_Consignes de travail:_ Recopiez fidèlement le passage de l'article sur les travailleurs immigrés au Koweït qui commence à « Au moment où » et se termine à « XIX e siècle. ».

Koweit : Esclavagisme au pays de l'or noir

Publié le par Afrique-Asie

Au moment où les pays du Golfe arabo-persique, grâce à la montée du brut, accumulent des plus-values pharaoniques, englouties dans des investissements pour le moins hasardeux (gratte-ciel, îles artificielles, hôtels sept étoiles, spéculation boursière…), des fissures commencent à apparaître dans ce que certains historiens assimilent à des États-comptoirs ayant prospéré au XIX e siècle.


Particularité de ces monarchies de droit divin : la main d’oeuvre étrangère représente 90 % de la population. Corvéables à merci, travaillant dans des conditions inhumaines, ces immigrés (majoritairement asiatiques) commencent à bouger. Vers la mi novembre 2007, l’émirat de Dubaï avait déjà connu la première grève de son histoire, déclenchée en raison de la détérioration des conditions du travail et de la baisse de moitié de leurs salaires, à la suite de la dégringolade du dollar, monnaie d’échange dans ces pays.


Cette grève importante réprimée dans le sang et suivie d’expulsions massives n’a pas retenu à l’époque l’intérêt des médias. Cet été, dans un autre émirat, le Koweït, les ouvriers originaires du Bangladesh, l’un des pays les plus pauvres de la planète, ont pris la tête d’une contestation massive. Jusqu’ici, ces immigrés acceptaient n’importe quoi pourvu qu’à la fin du mois leur salaire (200 dollars) soit payé.

Or même ce salaire n’est pas honoré. Certains, auxquels on a promis près de 200 dollars mensuels au pays, ne perçoivent au Koweït que le quart de ce montant ! La répression n’a pas tardé : des milliers d’ouvriers ont été expulsés vers Dacca. En prévention, les autres émirats du Golfe, qui ne sont pas à l’abri d’une telle contestation, ont pris des mesures d’expulsion massive contre les Bangladeshi, notamment en Arabie Saoudite.

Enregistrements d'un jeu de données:

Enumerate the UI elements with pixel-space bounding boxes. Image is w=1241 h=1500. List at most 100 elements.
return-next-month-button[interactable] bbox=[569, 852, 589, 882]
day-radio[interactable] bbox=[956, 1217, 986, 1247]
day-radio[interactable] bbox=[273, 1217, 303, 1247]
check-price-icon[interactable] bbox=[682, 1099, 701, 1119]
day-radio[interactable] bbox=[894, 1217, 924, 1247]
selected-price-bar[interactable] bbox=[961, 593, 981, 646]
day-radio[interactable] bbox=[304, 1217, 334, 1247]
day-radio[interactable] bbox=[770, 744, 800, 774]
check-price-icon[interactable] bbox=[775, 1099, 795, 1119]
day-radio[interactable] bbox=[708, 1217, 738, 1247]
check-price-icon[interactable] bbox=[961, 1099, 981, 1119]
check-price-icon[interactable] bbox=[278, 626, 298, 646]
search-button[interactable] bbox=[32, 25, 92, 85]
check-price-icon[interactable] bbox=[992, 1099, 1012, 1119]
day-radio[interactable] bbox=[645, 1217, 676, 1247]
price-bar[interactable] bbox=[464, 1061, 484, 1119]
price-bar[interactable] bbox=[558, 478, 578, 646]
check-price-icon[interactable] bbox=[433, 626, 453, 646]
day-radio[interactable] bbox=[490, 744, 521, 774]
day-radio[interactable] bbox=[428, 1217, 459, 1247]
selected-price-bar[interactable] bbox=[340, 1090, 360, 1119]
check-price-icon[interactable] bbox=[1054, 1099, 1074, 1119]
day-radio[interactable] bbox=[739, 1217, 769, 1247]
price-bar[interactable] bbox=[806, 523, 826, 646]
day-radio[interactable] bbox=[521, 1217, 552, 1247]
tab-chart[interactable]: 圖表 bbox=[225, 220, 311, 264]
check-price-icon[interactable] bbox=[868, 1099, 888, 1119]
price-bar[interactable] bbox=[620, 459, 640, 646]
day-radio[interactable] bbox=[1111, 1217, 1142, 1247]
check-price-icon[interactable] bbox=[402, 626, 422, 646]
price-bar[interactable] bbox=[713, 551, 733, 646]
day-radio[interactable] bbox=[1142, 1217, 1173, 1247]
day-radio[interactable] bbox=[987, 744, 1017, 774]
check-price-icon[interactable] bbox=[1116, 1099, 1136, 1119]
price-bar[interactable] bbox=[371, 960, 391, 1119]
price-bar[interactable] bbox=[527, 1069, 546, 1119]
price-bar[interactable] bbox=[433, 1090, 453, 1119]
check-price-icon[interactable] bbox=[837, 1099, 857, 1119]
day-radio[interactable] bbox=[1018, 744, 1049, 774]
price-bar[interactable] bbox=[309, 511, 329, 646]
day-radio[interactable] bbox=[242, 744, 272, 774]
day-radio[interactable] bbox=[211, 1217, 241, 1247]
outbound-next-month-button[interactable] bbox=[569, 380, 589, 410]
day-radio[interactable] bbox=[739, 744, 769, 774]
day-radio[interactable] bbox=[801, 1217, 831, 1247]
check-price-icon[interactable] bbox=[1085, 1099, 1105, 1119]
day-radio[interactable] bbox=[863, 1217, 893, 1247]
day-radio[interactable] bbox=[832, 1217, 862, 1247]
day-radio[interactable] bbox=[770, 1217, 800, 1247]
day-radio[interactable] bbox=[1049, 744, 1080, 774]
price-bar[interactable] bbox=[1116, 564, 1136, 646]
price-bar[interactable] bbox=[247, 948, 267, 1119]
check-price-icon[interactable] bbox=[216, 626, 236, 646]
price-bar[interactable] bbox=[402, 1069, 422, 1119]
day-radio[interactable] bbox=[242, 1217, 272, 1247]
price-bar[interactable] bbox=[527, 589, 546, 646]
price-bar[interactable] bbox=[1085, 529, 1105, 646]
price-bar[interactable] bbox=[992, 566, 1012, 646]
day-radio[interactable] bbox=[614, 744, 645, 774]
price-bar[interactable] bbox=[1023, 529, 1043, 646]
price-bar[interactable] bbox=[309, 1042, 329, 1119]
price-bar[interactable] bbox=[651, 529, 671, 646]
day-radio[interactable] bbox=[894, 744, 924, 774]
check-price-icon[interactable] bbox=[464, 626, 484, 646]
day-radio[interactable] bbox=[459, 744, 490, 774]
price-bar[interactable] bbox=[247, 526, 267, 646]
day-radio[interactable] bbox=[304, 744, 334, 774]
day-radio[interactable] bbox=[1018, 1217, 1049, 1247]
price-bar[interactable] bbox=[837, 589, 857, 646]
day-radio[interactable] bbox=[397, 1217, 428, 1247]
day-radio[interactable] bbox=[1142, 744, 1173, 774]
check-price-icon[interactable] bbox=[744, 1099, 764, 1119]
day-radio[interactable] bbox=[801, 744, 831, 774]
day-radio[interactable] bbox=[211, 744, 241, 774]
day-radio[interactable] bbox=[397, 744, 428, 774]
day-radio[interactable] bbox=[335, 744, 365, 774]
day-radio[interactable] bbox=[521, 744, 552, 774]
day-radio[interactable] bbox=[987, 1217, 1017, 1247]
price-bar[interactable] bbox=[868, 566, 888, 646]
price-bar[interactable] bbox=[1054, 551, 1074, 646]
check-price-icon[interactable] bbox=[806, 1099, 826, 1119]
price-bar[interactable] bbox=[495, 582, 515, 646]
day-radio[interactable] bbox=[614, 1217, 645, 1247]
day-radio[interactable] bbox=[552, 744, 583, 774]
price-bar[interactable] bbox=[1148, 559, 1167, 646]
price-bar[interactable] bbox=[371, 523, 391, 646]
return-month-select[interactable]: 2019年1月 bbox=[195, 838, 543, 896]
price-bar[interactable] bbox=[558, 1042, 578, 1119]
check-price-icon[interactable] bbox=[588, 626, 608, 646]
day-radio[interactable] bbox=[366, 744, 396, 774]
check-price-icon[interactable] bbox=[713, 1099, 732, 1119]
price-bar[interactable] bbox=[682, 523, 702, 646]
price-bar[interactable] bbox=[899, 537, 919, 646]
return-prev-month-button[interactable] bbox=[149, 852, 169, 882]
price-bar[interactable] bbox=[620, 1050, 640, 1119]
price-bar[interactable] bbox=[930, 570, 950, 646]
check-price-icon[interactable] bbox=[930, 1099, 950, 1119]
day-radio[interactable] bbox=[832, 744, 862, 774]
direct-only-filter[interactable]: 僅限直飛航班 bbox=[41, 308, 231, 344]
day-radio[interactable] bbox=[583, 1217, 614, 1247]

_Solution proposée:_
Au moment où les pays du Golfe arabo-persique, grâce à la montée du brut, accumulent des plus-values pharaoniques, englouties dans des investissements pour le moins hasardeux (gratte-ciel, îles artificielles, hôtels sept étoiles, spéculation boursière…), des fissures commencent à apparaître dans ce que certains historiens assimilent à des États-comptoirs ayant prospéré au XIX e siècle.